**Short problem**
Give the material once more, word for word, without any images.

**Data to process**
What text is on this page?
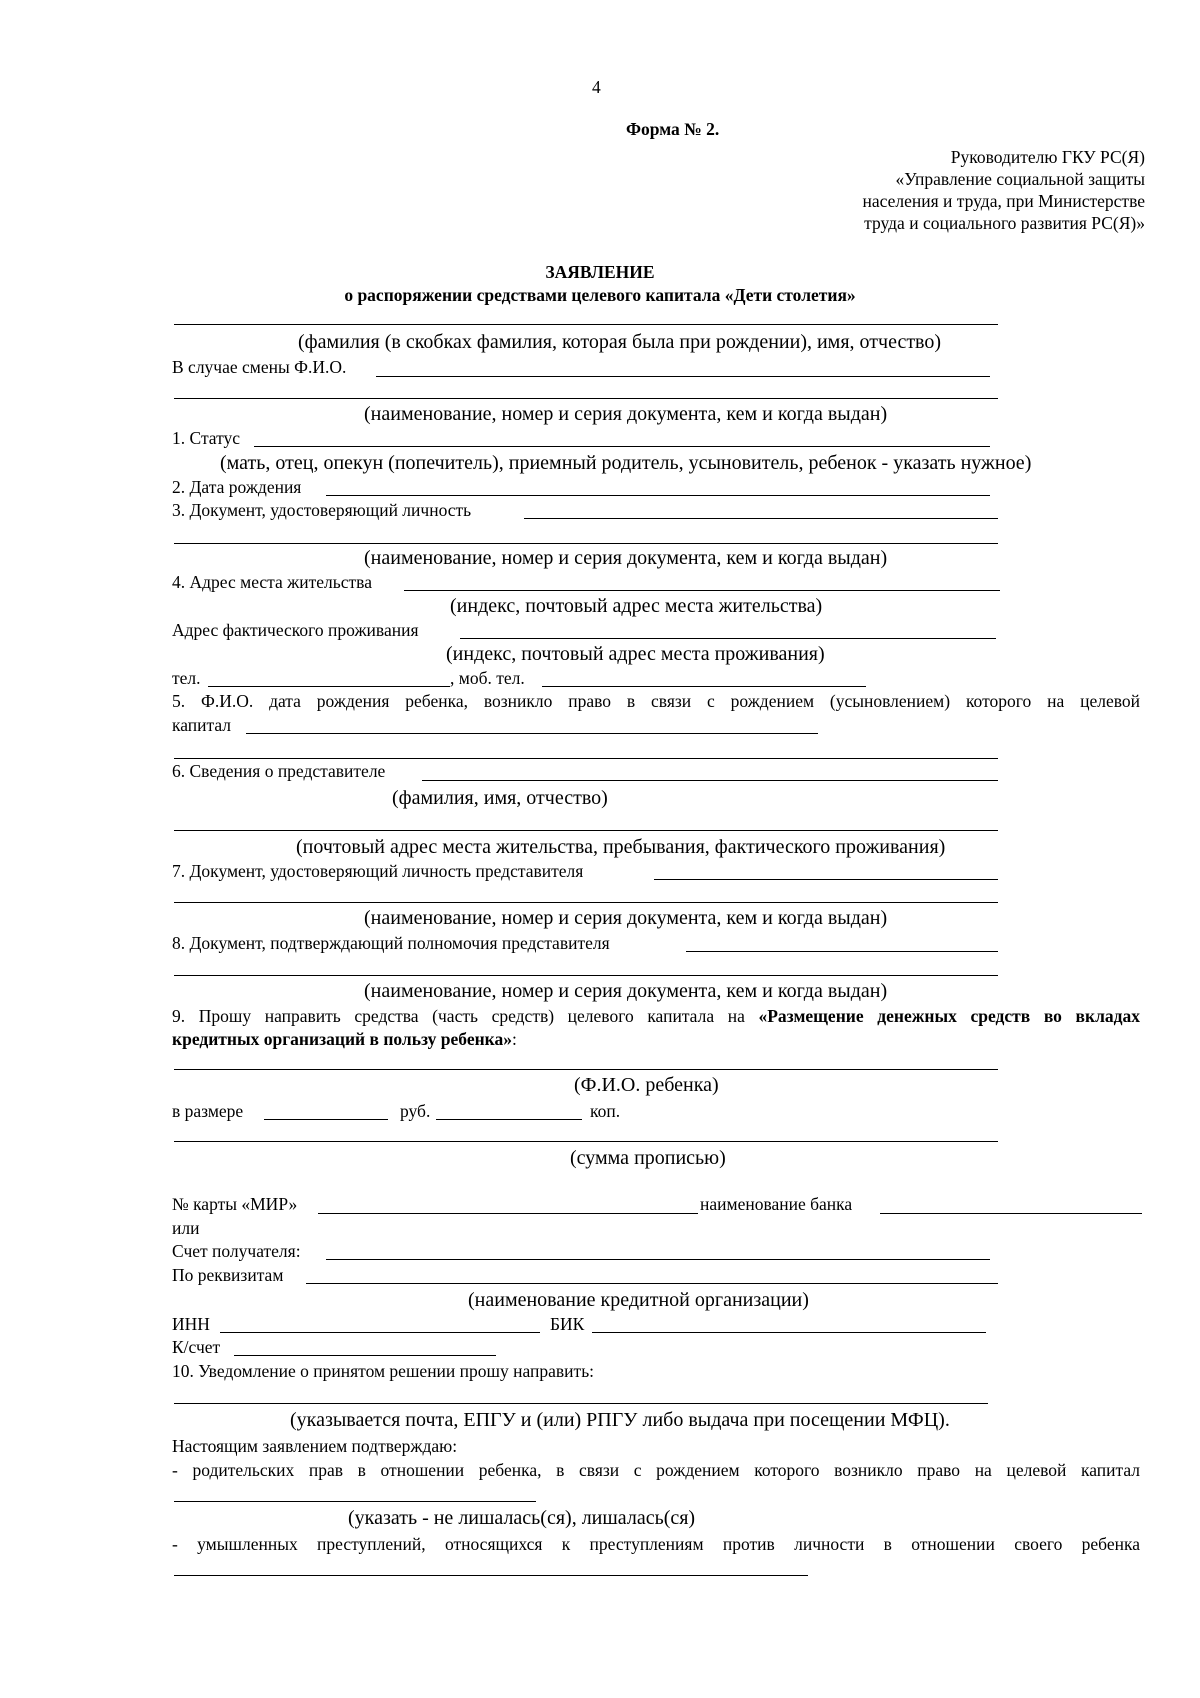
4
Форма № 2.
Руководителю ГКУ РС(Я)
«Управление социальной защиты
населения и труда, при Министерстве
труда и социального развития РС(Я)»
ЗАЯВЛЕНИЕ
о распоряжении средствами целевого капитала «Дети столетия»
(фамилия (в скобках фамилия, которая была при рождении), имя, отчество)
В случае смены Ф.И.О.
(наименование, номер и серия документа, кем и когда выдан)
1. Статус
(мать, отец, опекун (попечитель), приемный родитель, усыновитель, ребенок - указать нужное)
2. Дата рождения
3. Документ, удостоверяющий личность
(наименование, номер и серия документа, кем и когда выдан)
4. Адрес места жительства
(индекс, почтовый адрес места жительства)
Адрес фактического проживания
(индекс, почтовый адрес места проживания)
тел.	, моб. тел.
5. Ф.И.О. дата рождения ребенка, возникло право в связи с рождением (усыновлением) которого на целевой
капитал
6. Сведения о представителе
(фамилия, имя, отчество)
(почтовый адрес места жительства, пребывания, фактического проживания)
7. Документ, удостоверяющий личность представителя
(наименование, номер и серия документа, кем и когда выдан)
8. Документ, подтверждающий полномочия представителя
(наименование, номер и серия документа, кем и когда выдан)
9. Прошу направить средства (часть средств) целевого капитала на «Размещение денежных средств во вкладах
кредитных организаций в пользу ребенка»:
(Ф.И.О. ребенка)
в размере	руб.	коп.
(сумма прописью)
№ карты «МИР»	наименование банка
или
Счет получателя:
По реквизитам
(наименование кредитной организации)
ИНН	БИК
К/счет
10. Уведомление о принятом решении прошу направить:
(указывается почта, ЕПГУ и (или) РПГУ либо выдача при посещении МФЦ).
Настоящим заявлением подтверждаю:
- родительских прав в отношении ребенка, в связи с рождением которого возникло право на целевой капитал
(указать - не лишалась(ся), лишалась(ся)
- умышленных преступлений, относящихся к преступлениям против личности в отношении своего ребенка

**Response**
What text is on this page?
4
Форма № 2.
Руководителю ГКУ РС(Я)
«Управление социальной защиты
населения и труда, при Министерстве
труда и социального развития РС(Я)»
ЗАЯВЛЕНИЕ
о распоряжении средствами целевого капитала «Дети столетия»
(фамилия (в скобках фамилия, которая была при рождении), имя, отчество)
В случае смены Ф.И.О.
(наименование, номер и серия документа, кем и когда выдан)
1. Статус
(мать, отец, опекун (попечитель), приемный родитель, усыновитель, ребенок - указать нужное)
2. Дата рождения
3. Документ, удостоверяющий личность
(наименование, номер и серия документа, кем и когда выдан)
4. Адрес места жительства
(индекс, почтовый адрес места жительства)
Адрес фактического проживания
(индекс, почтовый адрес места проживания)
тел.	, моб. тел.
5. Ф.И.О. дата рождения ребенка, возникло право в связи с рождением (усыновлением) которого на целевой
капитал
6. Сведения о представителе
(фамилия, имя, отчество)
(почтовый адрес места жительства, пребывания, фактического проживания)
7. Документ, удостоверяющий личность представителя
(наименование, номер и серия документа, кем и когда выдан)
8. Документ, подтверждающий полномочия представителя
(наименование, номер и серия документа, кем и когда выдан)
9. Прошу направить средства (часть средств) целевого капитала на «Размещение денежных средств во вкладах
кредитных организаций в пользу ребенка»:
(Ф.И.О. ребенка)
в размере	руб.	коп.
(сумма прописью)
№ карты «МИР»	наименование банка
или
Счет получателя:
По реквизитам
(наименование кредитной организации)
ИНН	БИК
К/счет
10. Уведомление о принятом решении прошу направить:
(указывается почта, ЕПГУ и (или) РПГУ либо выдача при посещении МФЦ).
Настоящим заявлением подтверждаю:
- родительских прав в отношении ребенка, в связи с рождением которого возникло право на целевой капитал
(указать - не лишалась(ся), лишалась(ся)
- умышленных преступлений, относящихся к преступлениям против личности в отношении своего ребенка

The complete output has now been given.